Dataset entries –
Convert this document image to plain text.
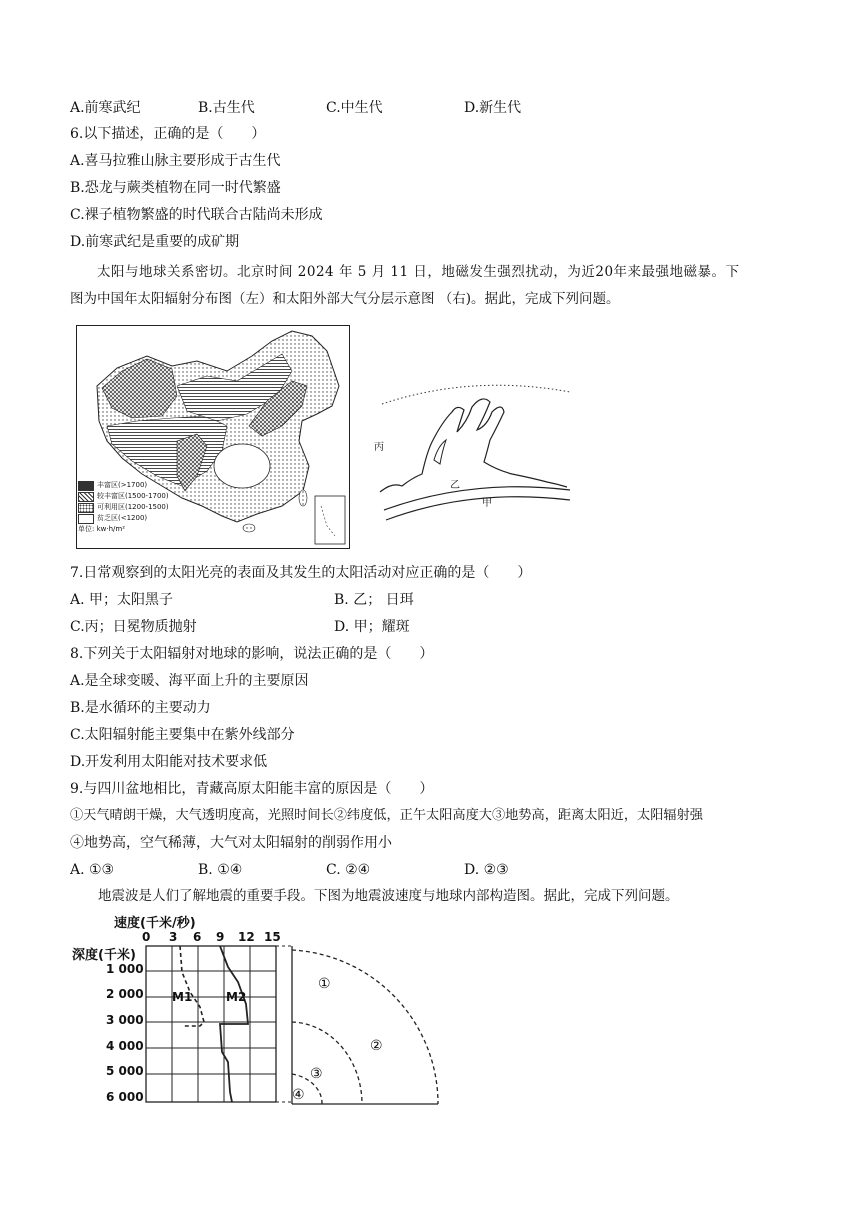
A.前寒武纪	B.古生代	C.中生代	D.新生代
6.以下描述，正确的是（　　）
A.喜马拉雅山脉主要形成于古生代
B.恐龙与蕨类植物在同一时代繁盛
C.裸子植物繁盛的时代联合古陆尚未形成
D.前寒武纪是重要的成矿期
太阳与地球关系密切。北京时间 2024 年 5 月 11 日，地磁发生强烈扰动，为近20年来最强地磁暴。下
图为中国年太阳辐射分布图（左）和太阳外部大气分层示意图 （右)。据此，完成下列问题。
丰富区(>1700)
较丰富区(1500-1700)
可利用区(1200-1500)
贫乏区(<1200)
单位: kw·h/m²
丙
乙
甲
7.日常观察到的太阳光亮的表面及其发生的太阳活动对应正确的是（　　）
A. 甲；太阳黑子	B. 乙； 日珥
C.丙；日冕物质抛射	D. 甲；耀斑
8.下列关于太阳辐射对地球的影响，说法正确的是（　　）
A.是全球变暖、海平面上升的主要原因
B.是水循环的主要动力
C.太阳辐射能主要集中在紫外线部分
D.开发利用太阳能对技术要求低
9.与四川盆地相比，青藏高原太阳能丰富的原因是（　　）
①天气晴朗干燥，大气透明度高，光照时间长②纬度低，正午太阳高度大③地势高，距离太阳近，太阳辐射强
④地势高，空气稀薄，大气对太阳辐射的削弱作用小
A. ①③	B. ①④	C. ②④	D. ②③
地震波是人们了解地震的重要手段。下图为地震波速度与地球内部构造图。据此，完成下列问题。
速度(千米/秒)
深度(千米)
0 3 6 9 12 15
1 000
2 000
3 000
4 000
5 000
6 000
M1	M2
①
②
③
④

Problem statement –
Each line containing "完成下列问题" counts once; state the total number of such lines and nothing else.

Reply –
2